═════ DATASET EXCERPTS ═════

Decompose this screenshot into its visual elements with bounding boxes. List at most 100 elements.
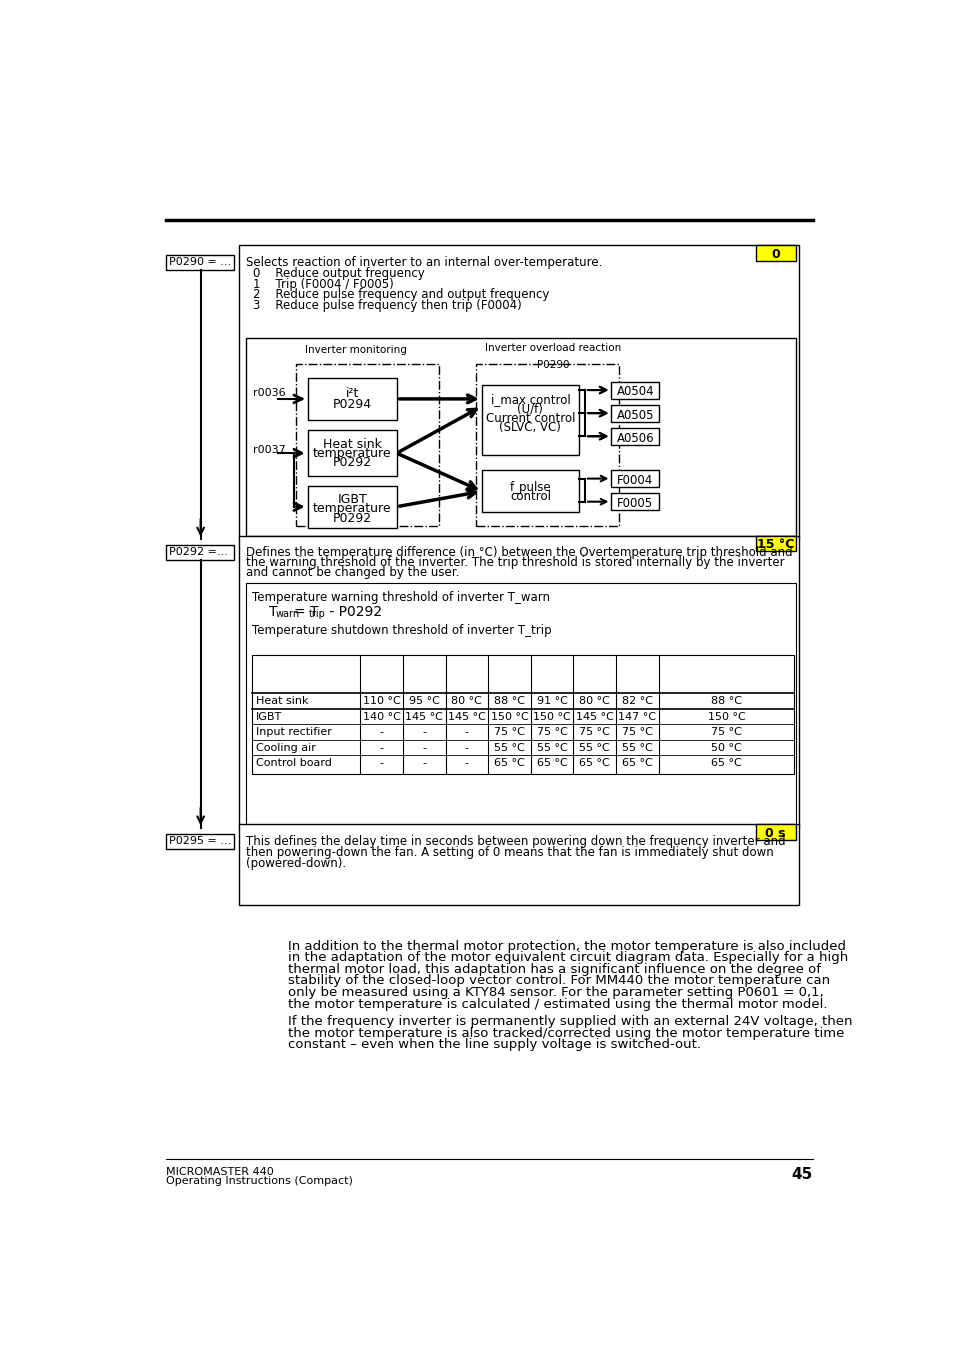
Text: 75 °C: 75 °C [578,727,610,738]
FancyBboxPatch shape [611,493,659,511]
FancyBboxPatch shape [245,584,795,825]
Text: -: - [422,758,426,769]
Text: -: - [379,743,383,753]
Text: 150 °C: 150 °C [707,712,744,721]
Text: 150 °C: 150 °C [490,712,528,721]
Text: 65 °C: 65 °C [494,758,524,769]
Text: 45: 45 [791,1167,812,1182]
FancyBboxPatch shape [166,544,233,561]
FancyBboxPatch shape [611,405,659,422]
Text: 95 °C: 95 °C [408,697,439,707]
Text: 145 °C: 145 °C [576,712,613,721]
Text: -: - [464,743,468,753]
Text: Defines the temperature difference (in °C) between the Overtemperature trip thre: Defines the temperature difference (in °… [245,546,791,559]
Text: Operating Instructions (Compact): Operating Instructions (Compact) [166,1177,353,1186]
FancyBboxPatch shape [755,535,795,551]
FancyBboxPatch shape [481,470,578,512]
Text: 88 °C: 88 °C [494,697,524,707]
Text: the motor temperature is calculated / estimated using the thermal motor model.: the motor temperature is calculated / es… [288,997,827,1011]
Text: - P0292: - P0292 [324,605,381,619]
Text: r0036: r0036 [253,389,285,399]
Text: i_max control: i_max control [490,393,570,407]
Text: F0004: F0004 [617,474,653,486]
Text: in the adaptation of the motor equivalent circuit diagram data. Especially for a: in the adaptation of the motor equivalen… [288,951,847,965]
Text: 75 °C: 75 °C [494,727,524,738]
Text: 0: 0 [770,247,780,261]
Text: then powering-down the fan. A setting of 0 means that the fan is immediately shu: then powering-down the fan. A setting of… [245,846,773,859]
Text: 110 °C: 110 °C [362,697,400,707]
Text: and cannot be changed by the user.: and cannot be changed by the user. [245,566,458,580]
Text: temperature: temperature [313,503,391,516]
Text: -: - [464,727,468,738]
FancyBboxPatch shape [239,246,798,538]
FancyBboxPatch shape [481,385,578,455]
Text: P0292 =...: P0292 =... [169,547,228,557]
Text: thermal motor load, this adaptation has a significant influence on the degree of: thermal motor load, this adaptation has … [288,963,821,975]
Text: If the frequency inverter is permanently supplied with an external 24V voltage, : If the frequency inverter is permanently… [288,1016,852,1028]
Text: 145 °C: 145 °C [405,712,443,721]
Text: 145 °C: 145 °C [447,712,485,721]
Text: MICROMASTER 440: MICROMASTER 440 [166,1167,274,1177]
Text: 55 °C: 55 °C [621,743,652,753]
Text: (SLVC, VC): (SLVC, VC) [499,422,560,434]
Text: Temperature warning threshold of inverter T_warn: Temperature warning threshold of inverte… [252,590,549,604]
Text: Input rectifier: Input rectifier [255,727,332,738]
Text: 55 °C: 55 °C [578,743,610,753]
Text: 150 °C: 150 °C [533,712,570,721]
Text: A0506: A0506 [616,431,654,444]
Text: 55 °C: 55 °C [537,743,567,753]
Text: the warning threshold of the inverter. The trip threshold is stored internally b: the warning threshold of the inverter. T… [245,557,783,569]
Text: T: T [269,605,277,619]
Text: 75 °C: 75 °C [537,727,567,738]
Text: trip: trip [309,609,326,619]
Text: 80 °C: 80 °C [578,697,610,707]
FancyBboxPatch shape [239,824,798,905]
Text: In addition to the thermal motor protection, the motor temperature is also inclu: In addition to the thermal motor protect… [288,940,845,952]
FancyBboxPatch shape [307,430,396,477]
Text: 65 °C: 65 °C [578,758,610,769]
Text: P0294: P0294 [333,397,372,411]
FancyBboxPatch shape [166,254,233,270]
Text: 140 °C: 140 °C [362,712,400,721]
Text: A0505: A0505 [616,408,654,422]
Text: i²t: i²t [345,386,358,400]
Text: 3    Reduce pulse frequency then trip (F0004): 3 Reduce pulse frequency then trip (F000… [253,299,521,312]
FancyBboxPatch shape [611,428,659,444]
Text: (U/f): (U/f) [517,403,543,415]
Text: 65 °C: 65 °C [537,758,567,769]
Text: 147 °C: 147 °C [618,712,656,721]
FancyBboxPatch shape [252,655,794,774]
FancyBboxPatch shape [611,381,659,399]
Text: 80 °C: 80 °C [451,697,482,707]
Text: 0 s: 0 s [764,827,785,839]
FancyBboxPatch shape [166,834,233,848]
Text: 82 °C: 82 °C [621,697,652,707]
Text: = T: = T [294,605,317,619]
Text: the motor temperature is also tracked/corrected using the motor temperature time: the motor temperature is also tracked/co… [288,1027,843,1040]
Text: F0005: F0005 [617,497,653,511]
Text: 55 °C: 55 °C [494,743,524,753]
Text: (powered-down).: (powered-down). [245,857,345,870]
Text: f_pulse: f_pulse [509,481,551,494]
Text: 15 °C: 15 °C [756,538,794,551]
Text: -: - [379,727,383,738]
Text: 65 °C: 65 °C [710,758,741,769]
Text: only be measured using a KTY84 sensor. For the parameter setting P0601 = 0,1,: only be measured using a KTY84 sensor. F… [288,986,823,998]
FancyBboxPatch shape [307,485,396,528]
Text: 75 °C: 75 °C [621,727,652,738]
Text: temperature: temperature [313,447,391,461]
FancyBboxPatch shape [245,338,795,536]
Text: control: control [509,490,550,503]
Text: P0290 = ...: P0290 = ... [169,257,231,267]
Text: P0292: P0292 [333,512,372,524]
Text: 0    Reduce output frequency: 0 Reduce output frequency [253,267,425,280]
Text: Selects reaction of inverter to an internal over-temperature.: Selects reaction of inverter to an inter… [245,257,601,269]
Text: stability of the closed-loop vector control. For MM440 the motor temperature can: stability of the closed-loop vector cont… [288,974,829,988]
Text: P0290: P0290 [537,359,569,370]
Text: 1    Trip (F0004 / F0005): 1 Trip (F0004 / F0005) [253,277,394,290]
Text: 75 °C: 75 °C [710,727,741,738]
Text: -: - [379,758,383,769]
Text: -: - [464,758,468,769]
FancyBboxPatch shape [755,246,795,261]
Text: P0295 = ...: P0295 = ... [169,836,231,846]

═════
═════ DATASET EXCERPTS ═════

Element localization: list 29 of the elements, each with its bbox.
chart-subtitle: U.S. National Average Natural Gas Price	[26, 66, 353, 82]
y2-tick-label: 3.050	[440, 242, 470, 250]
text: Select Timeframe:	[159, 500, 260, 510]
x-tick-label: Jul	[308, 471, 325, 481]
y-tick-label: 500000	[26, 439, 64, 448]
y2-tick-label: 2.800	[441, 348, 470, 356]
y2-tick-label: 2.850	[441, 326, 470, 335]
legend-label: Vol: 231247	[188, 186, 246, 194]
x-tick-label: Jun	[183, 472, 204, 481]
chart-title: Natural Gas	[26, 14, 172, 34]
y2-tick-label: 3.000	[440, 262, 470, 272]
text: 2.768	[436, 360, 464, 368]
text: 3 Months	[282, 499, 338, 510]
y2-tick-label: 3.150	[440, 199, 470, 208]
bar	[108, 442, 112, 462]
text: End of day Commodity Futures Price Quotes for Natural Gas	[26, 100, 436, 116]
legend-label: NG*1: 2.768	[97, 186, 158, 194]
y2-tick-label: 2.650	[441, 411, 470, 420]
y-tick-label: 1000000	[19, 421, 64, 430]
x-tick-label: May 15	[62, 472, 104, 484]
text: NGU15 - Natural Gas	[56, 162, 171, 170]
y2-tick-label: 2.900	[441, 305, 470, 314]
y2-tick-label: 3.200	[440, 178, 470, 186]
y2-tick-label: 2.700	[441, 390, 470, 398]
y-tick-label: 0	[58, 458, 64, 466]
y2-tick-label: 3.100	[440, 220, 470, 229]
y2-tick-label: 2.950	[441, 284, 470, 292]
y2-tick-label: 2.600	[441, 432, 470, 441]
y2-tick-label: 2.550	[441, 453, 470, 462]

═════

**PROMPT:**
Copy the lines above word for word. Begin at the line that contains "Element localization: list" and stop after the line that contains "500, 260, 510]".

**CORRECT OUTPUT:**
Element localization: list 29 of the elements, each with its bbox.
chart-subtitle: U.S. National Average Natural Gas Price	[26, 66, 353, 82]
y2-tick-label: 3.050	[440, 242, 470, 250]
text: Select Timeframe:	[159, 500, 260, 510]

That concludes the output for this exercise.